#### Directions
Report the count of lines below in which the string "Bombay" occurs; include nothing else.

#### Data supplied
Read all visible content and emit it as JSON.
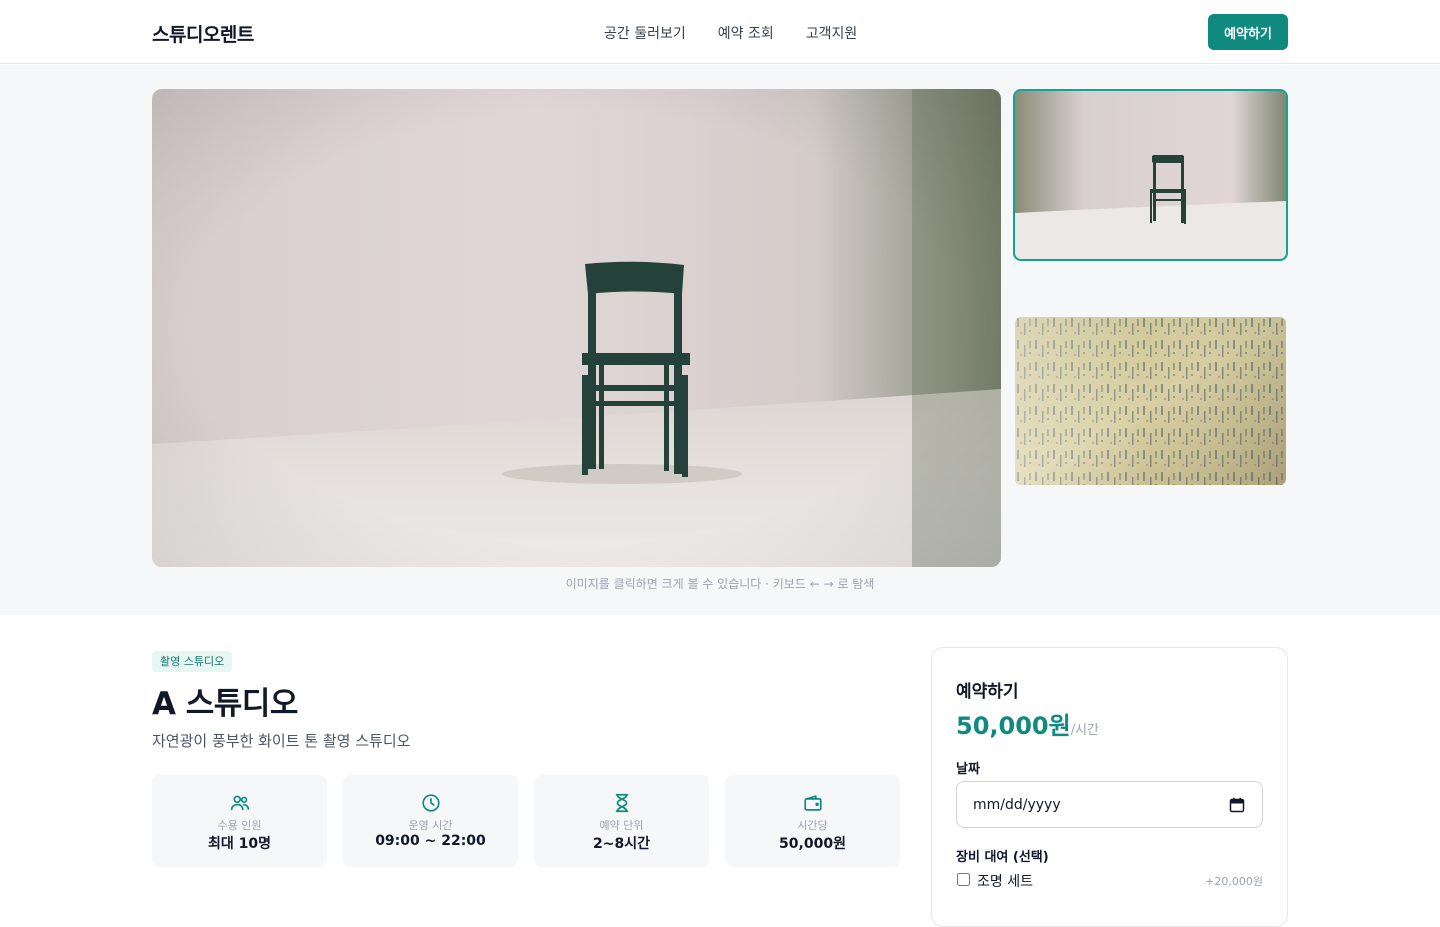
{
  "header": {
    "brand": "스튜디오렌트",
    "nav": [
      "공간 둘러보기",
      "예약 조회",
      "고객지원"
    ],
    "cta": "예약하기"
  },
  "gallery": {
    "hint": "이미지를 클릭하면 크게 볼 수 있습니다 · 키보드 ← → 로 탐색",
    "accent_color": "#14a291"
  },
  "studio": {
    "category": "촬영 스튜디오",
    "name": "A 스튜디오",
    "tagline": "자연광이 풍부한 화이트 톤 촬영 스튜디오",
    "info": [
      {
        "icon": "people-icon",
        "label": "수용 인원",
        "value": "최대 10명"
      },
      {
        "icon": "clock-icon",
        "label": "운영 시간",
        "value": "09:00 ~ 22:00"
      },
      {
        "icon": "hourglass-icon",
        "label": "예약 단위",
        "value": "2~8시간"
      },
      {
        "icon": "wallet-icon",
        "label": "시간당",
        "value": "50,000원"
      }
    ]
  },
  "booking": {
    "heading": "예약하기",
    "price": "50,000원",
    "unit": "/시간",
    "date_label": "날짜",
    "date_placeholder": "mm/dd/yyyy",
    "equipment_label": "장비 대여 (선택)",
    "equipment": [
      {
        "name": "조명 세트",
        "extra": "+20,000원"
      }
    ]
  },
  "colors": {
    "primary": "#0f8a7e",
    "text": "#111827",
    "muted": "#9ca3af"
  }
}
* * *
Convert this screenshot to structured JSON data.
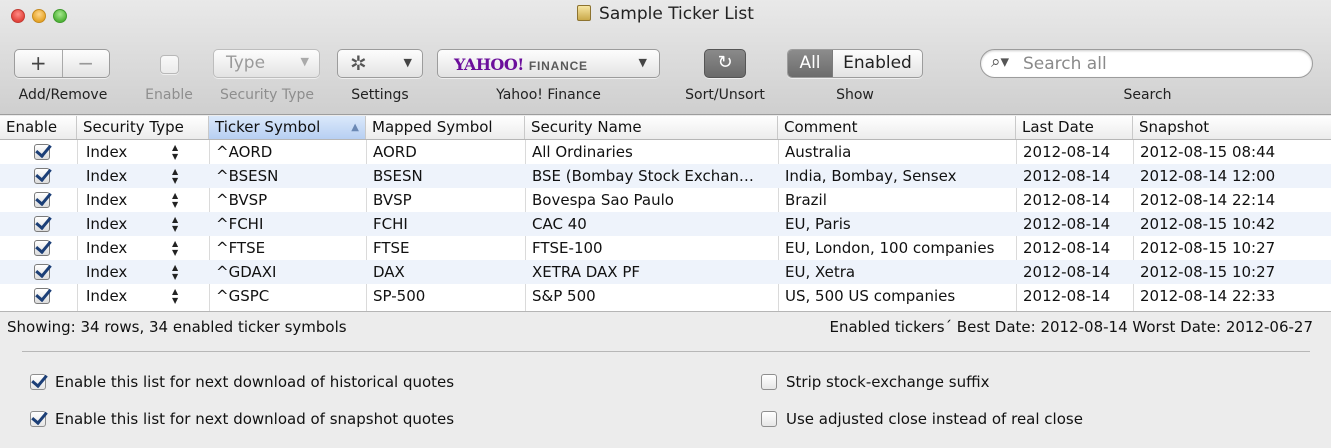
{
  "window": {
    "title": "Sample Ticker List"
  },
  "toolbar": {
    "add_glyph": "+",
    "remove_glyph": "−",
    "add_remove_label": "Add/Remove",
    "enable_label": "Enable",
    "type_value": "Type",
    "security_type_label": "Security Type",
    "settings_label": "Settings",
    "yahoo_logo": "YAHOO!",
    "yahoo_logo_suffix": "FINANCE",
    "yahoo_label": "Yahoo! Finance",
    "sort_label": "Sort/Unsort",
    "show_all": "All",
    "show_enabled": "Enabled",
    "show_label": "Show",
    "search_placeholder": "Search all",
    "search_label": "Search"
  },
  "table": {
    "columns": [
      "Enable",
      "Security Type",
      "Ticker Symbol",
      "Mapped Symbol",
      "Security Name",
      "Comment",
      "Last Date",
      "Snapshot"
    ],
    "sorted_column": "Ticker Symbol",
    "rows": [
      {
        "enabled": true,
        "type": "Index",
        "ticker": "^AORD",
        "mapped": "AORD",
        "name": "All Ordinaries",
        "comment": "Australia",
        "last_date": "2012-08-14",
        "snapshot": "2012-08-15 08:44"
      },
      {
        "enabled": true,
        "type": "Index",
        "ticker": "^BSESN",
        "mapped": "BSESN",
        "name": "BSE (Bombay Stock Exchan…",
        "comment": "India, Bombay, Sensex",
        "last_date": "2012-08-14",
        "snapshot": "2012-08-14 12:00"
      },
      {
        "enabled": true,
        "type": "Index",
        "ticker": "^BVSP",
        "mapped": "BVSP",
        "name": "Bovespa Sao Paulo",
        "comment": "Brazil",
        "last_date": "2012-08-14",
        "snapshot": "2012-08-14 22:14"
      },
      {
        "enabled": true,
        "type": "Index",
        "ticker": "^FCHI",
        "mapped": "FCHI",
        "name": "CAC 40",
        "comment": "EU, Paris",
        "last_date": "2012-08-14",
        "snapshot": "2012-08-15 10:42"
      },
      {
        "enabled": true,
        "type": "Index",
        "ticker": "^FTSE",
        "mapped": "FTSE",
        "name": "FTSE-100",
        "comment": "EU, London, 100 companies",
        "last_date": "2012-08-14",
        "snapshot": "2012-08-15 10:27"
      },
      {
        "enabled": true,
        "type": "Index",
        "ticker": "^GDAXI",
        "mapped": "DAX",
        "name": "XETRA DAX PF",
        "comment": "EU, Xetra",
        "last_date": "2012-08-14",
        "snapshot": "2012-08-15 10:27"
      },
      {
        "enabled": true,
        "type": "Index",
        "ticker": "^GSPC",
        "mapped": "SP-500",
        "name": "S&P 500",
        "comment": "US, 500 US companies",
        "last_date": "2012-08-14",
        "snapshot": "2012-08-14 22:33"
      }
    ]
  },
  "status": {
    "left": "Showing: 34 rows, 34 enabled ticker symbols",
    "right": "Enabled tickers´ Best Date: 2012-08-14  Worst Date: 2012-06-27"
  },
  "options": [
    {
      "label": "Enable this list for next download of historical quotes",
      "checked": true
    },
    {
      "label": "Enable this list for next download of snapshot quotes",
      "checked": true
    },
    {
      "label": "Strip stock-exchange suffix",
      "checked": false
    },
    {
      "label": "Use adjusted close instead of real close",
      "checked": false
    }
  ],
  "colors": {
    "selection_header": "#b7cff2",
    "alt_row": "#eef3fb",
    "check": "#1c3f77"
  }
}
==
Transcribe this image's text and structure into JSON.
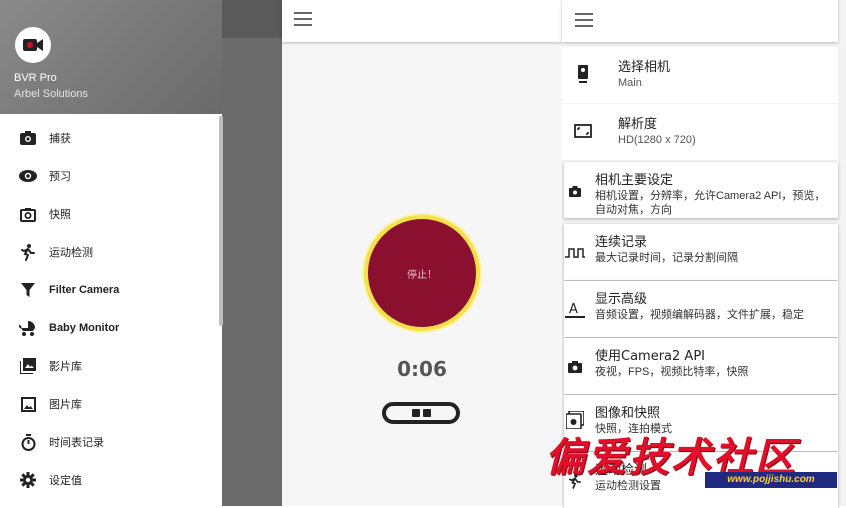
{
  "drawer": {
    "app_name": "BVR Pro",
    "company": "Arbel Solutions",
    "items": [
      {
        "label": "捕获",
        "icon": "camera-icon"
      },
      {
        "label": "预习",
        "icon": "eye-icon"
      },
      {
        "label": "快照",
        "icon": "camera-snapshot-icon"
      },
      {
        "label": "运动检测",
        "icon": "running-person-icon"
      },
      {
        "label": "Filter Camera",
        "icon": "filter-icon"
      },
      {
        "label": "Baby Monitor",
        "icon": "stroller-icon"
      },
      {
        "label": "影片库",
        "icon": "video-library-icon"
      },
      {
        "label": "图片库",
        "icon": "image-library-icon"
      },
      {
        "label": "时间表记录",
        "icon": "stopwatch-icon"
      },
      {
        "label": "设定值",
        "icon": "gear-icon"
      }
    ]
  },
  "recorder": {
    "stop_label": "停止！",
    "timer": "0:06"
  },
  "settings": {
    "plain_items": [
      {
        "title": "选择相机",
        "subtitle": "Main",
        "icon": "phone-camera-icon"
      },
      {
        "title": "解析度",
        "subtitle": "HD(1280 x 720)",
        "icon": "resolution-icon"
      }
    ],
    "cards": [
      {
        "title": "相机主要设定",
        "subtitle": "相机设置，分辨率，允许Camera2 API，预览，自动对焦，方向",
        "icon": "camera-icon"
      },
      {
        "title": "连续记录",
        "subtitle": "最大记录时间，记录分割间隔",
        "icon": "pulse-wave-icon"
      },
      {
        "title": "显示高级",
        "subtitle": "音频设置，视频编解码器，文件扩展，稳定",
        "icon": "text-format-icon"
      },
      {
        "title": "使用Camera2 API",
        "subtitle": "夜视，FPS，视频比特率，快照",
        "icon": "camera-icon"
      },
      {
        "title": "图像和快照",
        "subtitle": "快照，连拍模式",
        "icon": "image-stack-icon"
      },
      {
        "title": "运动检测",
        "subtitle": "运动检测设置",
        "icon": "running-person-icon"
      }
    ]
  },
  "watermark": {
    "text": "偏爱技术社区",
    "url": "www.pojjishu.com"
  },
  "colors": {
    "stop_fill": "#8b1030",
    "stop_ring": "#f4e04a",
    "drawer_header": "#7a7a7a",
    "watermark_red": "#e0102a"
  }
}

#### Written response
2